(Collection entries)
--- begin ---

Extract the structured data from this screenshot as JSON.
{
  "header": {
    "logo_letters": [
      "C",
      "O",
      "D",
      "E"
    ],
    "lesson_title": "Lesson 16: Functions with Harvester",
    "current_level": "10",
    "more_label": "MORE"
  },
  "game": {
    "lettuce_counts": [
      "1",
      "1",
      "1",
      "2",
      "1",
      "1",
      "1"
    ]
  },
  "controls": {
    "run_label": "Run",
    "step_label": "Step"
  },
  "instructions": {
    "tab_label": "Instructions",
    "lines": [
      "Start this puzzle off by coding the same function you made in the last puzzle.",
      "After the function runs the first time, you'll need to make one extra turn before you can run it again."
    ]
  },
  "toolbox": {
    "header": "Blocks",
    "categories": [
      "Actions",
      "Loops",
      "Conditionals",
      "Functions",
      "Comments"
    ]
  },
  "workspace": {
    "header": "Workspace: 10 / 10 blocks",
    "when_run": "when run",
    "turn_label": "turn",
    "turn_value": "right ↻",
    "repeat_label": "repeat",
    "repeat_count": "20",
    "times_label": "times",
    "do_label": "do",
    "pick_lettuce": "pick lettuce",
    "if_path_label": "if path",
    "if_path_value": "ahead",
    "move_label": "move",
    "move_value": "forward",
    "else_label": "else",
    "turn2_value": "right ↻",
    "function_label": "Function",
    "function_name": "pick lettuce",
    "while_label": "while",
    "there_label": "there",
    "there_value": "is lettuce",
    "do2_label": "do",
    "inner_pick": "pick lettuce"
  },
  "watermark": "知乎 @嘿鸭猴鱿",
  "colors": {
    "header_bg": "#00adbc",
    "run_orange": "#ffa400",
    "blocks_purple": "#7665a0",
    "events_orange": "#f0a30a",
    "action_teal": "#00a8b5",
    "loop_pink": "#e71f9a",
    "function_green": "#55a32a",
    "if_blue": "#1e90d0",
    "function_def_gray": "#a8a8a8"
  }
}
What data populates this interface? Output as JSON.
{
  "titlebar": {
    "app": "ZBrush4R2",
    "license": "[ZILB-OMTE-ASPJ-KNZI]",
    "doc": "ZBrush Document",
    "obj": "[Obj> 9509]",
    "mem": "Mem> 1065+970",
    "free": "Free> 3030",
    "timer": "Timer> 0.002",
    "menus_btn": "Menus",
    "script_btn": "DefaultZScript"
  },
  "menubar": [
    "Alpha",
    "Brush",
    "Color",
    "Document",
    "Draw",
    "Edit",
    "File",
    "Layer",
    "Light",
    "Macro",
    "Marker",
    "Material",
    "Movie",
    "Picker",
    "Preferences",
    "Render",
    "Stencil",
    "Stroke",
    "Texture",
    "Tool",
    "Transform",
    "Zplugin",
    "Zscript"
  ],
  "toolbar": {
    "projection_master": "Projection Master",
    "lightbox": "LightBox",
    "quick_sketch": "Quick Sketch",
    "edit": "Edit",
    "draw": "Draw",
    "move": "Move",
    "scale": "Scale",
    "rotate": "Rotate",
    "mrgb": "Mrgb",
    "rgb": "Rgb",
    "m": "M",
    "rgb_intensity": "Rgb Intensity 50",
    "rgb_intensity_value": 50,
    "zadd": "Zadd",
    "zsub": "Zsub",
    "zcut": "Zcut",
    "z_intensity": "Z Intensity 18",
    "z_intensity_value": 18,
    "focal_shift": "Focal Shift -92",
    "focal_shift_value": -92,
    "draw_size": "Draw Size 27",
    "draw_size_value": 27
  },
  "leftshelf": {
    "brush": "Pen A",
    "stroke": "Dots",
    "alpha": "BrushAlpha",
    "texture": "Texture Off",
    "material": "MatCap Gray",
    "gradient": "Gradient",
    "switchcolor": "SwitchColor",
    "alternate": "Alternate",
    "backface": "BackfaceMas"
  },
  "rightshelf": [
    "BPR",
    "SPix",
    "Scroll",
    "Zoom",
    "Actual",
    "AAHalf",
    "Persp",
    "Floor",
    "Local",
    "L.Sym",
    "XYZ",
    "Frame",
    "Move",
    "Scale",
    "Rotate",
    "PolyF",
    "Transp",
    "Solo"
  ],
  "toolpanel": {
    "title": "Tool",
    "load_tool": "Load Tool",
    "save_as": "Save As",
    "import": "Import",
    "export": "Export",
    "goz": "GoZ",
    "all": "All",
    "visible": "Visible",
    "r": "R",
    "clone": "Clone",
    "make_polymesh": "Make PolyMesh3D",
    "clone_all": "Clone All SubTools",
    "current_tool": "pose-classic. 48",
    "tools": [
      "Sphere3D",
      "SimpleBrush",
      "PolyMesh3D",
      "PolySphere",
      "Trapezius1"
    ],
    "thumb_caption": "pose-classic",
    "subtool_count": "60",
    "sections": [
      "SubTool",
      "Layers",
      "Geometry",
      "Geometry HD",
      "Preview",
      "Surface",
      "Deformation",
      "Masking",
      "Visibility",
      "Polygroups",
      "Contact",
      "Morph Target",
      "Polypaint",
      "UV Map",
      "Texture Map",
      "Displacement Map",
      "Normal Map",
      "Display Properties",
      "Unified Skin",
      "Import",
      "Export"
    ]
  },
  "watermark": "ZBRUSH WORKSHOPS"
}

--- end ---

Every line above should be written out again exactly as it stands.

Extract the structured data from this screenshot as JSON.
{
  "header": {
    "logo_letters": [
      "C",
      "O",
      "D",
      "E"
    ],
    "lesson_title": "Lesson 16: Functions with Harvester",
    "current_level": "10",
    "more_label": "MORE"
  },
  "game": {
    "lettuce_counts": [
      "1",
      "1",
      "1",
      "2",
      "1",
      "1",
      "1"
    ]
  },
  "controls": {
    "run_label": "Run",
    "step_label": "Step"
  },
  "instructions": {
    "tab_label": "Instructions",
    "lines": [
      "Start this puzzle off by coding the same function you made in the last puzzle.",
      "After the function runs the first time, you'll need to make one extra turn before you can run it again."
    ]
  },
  "toolbox": {
    "header": "Blocks",
    "categories": [
      "Actions",
      "Loops",
      "Conditionals",
      "Functions",
      "Comments"
    ]
  },
  "workspace": {
    "header": "Workspace: 10 / 10 blocks",
    "when_run": "when run",
    "turn_label": "turn",
    "turn_value": "right ↻",
    "repeat_label": "repeat",
    "repeat_count": "20",
    "times_label": "times",
    "do_label": "do",
    "pick_lettuce": "pick lettuce",
    "if_path_label": "if path",
    "if_path_value": "ahead",
    "move_label": "move",
    "move_value": "forward",
    "else_label": "else",
    "turn2_value": "right ↻",
    "function_label": "Function",
    "function_name": "pick lettuce",
    "while_label": "while",
    "there_label": "there",
    "there_value": "is lettuce",
    "do2_label": "do",
    "inner_pick": "pick lettuce"
  },
  "watermark": "知乎 @嘿鸭猴鱿",
  "colors": {
    "header_bg": "#00adbc",
    "run_orange": "#ffa400",
    "blocks_purple": "#7665a0",
    "events_orange": "#f0a30a",
    "action_teal": "#00a8b5",
    "loop_pink": "#e71f9a",
    "function_green": "#55a32a",
    "if_blue": "#1e90d0",
    "function_def_gray": "#a8a8a8"
  }
}
What data populates this interface? Output as JSON.
{
  "titlebar": {
    "app": "ZBrush4R2",
    "license": "[ZILB-OMTE-ASPJ-KNZI]",
    "doc": "ZBrush Document",
    "obj": "[Obj> 9509]",
    "mem": "Mem> 1065+970",
    "free": "Free> 3030",
    "timer": "Timer> 0.002",
    "menus_btn": "Menus",
    "script_btn": "DefaultZScript"
  },
  "menubar": [
    "Alpha",
    "Brush",
    "Color",
    "Document",
    "Draw",
    "Edit",
    "File",
    "Layer",
    "Light",
    "Macro",
    "Marker",
    "Material",
    "Movie",
    "Picker",
    "Preferences",
    "Render",
    "Stencil",
    "Stroke",
    "Texture",
    "Tool",
    "Transform",
    "Zplugin",
    "Zscript"
  ],
  "toolbar": {
    "projection_master": "Projection Master",
    "lightbox": "LightBox",
    "quick_sketch": "Quick Sketch",
    "edit": "Edit",
    "draw": "Draw",
    "move": "Move",
    "scale": "Scale",
    "rotate": "Rotate",
    "mrgb": "Mrgb",
    "rgb": "Rgb",
    "m": "M",
    "rgb_intensity": "Rgb Intensity 50",
    "rgb_intensity_value": 50,
    "zadd": "Zadd",
    "zsub": "Zsub",
    "zcut": "Zcut",
    "z_intensity": "Z Intensity 18",
    "z_intensity_value": 18,
    "focal_shift": "Focal Shift -92",
    "focal_shift_value": -92,
    "draw_size": "Draw Size 27",
    "draw_size_value": 27
  },
  "leftshelf": {
    "brush": "Pen A",
    "stroke": "Dots",
    "alpha": "BrushAlpha",
    "texture": "Texture Off",
    "material": "MatCap Gray",
    "gradient": "Gradient",
    "switchcolor": "SwitchColor",
    "alternate": "Alternate",
    "backface": "BackfaceMas"
  },
  "rightshelf": [
    "BPR",
    "SPix",
    "Scroll",
    "Zoom",
    "Actual",
    "AAHalf",
    "Persp",
    "Floor",
    "Local",
    "L.Sym",
    "XYZ",
    "Frame",
    "Move",
    "Scale",
    "Rotate",
    "PolyF",
    "Transp",
    "Solo"
  ],
  "toolpanel": {
    "title": "Tool",
    "load_tool": "Load Tool",
    "save_as": "Save As",
    "import": "Import",
    "export": "Export",
    "goz": "GoZ",
    "all": "All",
    "visible": "Visible",
    "r": "R",
    "clone": "Clone",
    "make_polymesh": "Make PolyMesh3D",
    "clone_all": "Clone All SubTools",
    "current_tool": "pose-classic. 48",
    "tools": [
      "Sphere3D",
      "SimpleBrush",
      "PolyMesh3D",
      "PolySphere",
      "Trapezius1"
    ],
    "thumb_caption": "pose-classic",
    "subtool_count": "60",
    "sections": [
      "SubTool",
      "Layers",
      "Geometry",
      "Geometry HD",
      "Preview",
      "Surface",
      "Deformation",
      "Masking",
      "Visibility",
      "Polygroups",
      "Contact",
      "Morph Target",
      "Polypaint",
      "UV Map",
      "Texture Map",
      "Displacement Map",
      "Normal Map",
      "Display Properties",
      "Unified Skin",
      "Import",
      "Export"
    ]
  },
  "watermark": "ZBRUSH WORKSHOPS"
}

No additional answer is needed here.